Problem to work on: Transcribe the records exactly. Pictures do not belong in the transcription.

Provided material:

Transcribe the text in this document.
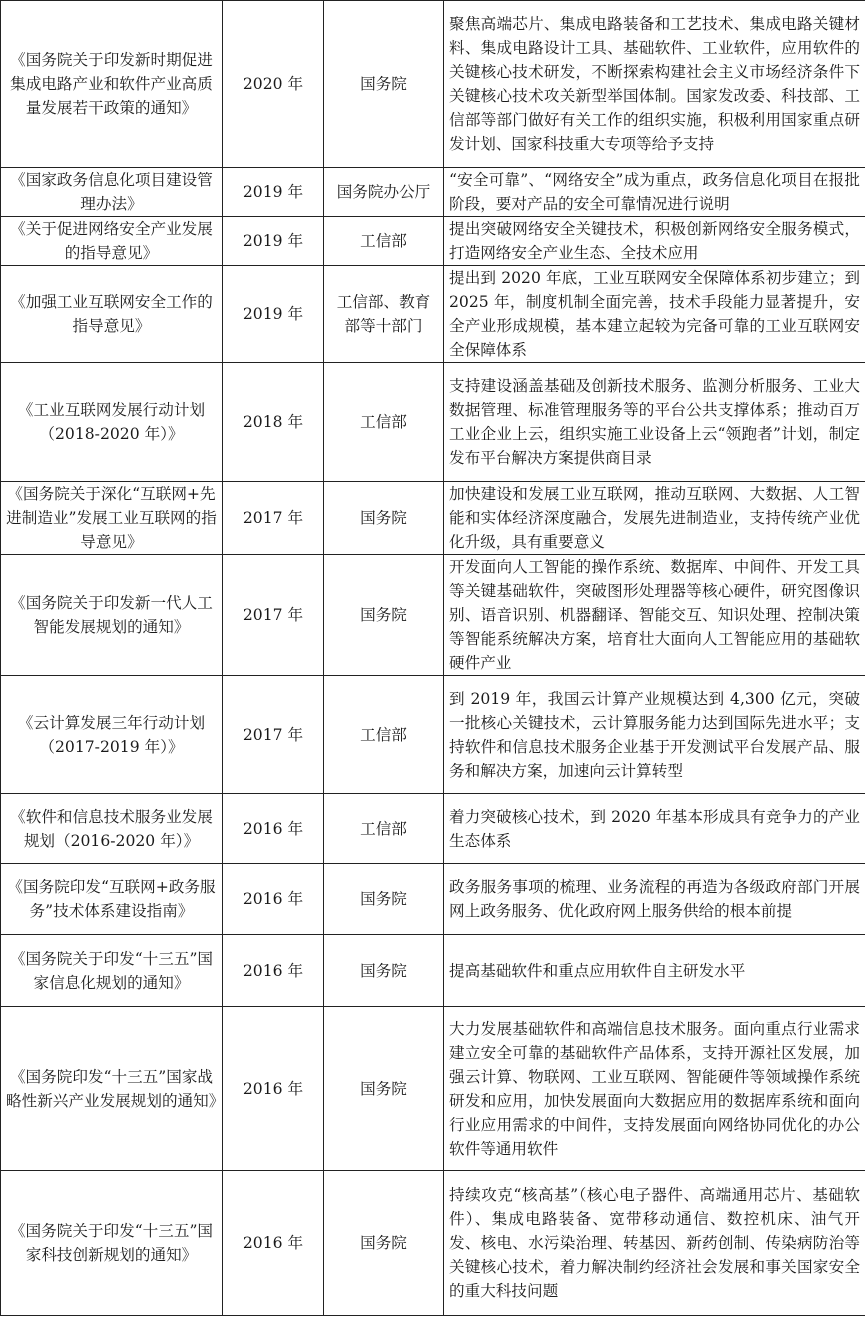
《国务院关于印发新时期促进集成电路产业和软件产业高质量发展若干政策的通知》	2020 年	国务院	聚焦高端芯片、集成电路装备和工艺技术、集成电路关键材料、集成电路设计工具、基础软件、工业软件，应用软件的关键核心技术研发，不断探索构建社会主义市场经济条件下关键核心技术攻关新型举国体制。国家发改委、科技部、工信部等部门做好有关工作的组织实施，积极利用国家重点研发计划、国家科技重大专项等给予支持
《国家政务信息化项目建设管理办法》	2019 年	国务院办公厅	“安全可靠”、“网络安全”成为重点，政务信息化项目在报批阶段，要对产品的安全可靠情况进行说明
《关于促进网络安全产业发展的指导意见》	2019 年	工信部	提出突破网络安全关键技术，积极创新网络安全服务模式，打造网络安全产业生态、全技术应用
《加强工业互联网安全工作的指导意见》	2019 年	工信部、教育部等十部门	提出到 2020 年底，工业互联网安全保障体系初步建立；到 2025 年，制度机制全面完善，技术手段能力显著提升，安全产业形成规模，基本建立起较为完备可靠的工业互联网安全保障体系
《工业互联网发展行动计划（2018-2020 年）》	2018 年	工信部	支持建设涵盖基础及创新技术服务、监测分析服务、工业大数据管理、标准管理服务等的平台公共支撑体系；推动百万工业企业上云，组织实施工业设备上云“领跑者”计划，制定发布平台解决方案提供商目录
《国务院关于深化“互联网+先进制造业”发展工业互联网的指导意见》	2017 年	国务院	加快建设和发展工业互联网，推动互联网、大数据、人工智能和实体经济深度融合，发展先进制造业，支持传统产业优化升级，具有重要意义
《国务院关于印发新一代人工智能发展规划的通知》	2017 年	国务院	开发面向人工智能的操作系统、数据库、中间件、开发工具等关键基础软件，突破图形处理器等核心硬件，研究图像识别、语音识别、机器翻译、智能交互、知识处理、控制决策等智能系统解决方案，培育壮大面向人工智能应用的基础软硬件产业
《云计算发展三年行动计划（2017-2019 年）》	2017 年	工信部	到 2019 年，我国云计算产业规模达到 4,300 亿元，突破一批核心关键技术，云计算服务能力达到国际先进水平；支持软件和信息技术服务企业基于开发测试平台发展产品、服务和解决方案，加速向云计算转型
《软件和信息技术服务业发展规划（2016-2020 年）》	2016 年	工信部	着力突破核心技术，到 2020 年基本形成具有竞争力的产业生态体系
《国务院印发“互联网+政务服务”技术体系建设指南》	2016 年	国务院	政务服务事项的梳理、业务流程的再造为各级政府部门开展网上政务服务、优化政府网上服务供给的根本前提
《国务院关于印发“十三五”国家信息化规划的通知》	2016 年	国务院	提高基础软件和重点应用软件自主研发水平
《国务院印发“十三五”国家战略性新兴产业发展规划的通知》	2016 年	国务院	大力发展基础软件和高端信息技术服务。面向重点行业需求建立安全可靠的基础软件产品体系，支持开源社区发展，加强云计算、物联网、工业互联网、智能硬件等领域操作系统研发和应用，加快发展面向大数据应用的数据库系统和面向行业应用需求的中间件，支持发展面向网络协同优化的办公软件等通用软件
《国务院关于印发“十三五”国家科技创新规划的通知》	2016 年	国务院	持续攻克“核高基”（核心电子器件、高端通用芯片、基础软件）、集成电路装备、宽带移动通信、数控机床、油气开发、核电、水污染治理、转基因、新药创制、传染病防治等关键核心技术，着力解决制约经济社会发展和事关国家安全的重大科技问题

Result of the task:
Transcribe the text in this document.
《国务院关于印发新时期促进集成电路产业和软件产业高质量发展若干政策的通知》	2020 年	国务院	聚焦高端芯片、集成电路装备和工艺技术、集成电路关键材料、集成电路设计工具、基础软件、工业软件，应用软件的关键核心技术研发，不断探索构建社会主义市场经济条件下关键核心技术攻关新型举国体制。国家发改委、科技部、工信部等部门做好有关工作的组织实施，积极利用国家重点研发计划、国家科技重大专项等给予支持
《国家政务信息化项目建设管理办法》	2019 年	国务院办公厅	“安全可靠”、“网络安全”成为重点，政务信息化项目在报批阶段，要对产品的安全可靠情况进行说明
《关于促进网络安全产业发展的指导意见》	2019 年	工信部	提出突破网络安全关键技术，积极创新网络安全服务模式，打造网络安全产业生态、全技术应用
《加强工业互联网安全工作的指导意见》	2019 年	工信部、教育部等十部门	提出到 2020 年底，工业互联网安全保障体系初步建立；到 2025 年，制度机制全面完善，技术手段能力显著提升，安全产业形成规模，基本建立起较为完备可靠的工业互联网安全保障体系
《工业互联网发展行动计划（2018-2020 年）》	2018 年	工信部	支持建设涵盖基础及创新技术服务、监测分析服务、工业大数据管理、标准管理服务等的平台公共支撑体系；推动百万工业企业上云，组织实施工业设备上云“领跑者”计划，制定发布平台解决方案提供商目录
《国务院关于深化“互联网+先进制造业”发展工业互联网的指导意见》	2017 年	国务院	加快建设和发展工业互联网，推动互联网、大数据、人工智能和实体经济深度融合，发展先进制造业，支持传统产业优化升级，具有重要意义
《国务院关于印发新一代人工智能发展规划的通知》	2017 年	国务院	开发面向人工智能的操作系统、数据库、中间件、开发工具等关键基础软件，突破图形处理器等核心硬件，研究图像识别、语音识别、机器翻译、智能交互、知识处理、控制决策等智能系统解决方案，培育壮大面向人工智能应用的基础软硬件产业
《云计算发展三年行动计划（2017-2019 年）》	2017 年	工信部	到 2019 年，我国云计算产业规模达到 4,300 亿元，突破一批核心关键技术，云计算服务能力达到国际先进水平；支持软件和信息技术服务企业基于开发测试平台发展产品、服务和解决方案，加速向云计算转型
《软件和信息技术服务业发展规划（2016-2020 年）》	2016 年	工信部	着力突破核心技术，到 2020 年基本形成具有竞争力的产业生态体系
《国务院印发“互联网+政务服务”技术体系建设指南》	2016 年	国务院	政务服务事项的梳理、业务流程的再造为各级政府部门开展网上政务服务、优化政府网上服务供给的根本前提
《国务院关于印发“十三五”国家信息化规划的通知》	2016 年	国务院	提高基础软件和重点应用软件自主研发水平
《国务院印发“十三五”国家战略性新兴产业发展规划的通知》	2016 年	国务院	大力发展基础软件和高端信息技术服务。面向重点行业需求建立安全可靠的基础软件产品体系，支持开源社区发展，加强云计算、物联网、工业互联网、智能硬件等领域操作系统研发和应用，加快发展面向大数据应用的数据库系统和面向行业应用需求的中间件，支持发展面向网络协同优化的办公软件等通用软件
《国务院关于印发“十三五”国家科技创新规划的通知》	2016 年	国务院	持续攻克“核高基”（核心电子器件、高端通用芯片、基础软件）、集成电路装备、宽带移动通信、数控机床、油气开发、核电、水污染治理、转基因、新药创制、传染病防治等关键核心技术，着力解决制约经济社会发展和事关国家安全的重大科技问题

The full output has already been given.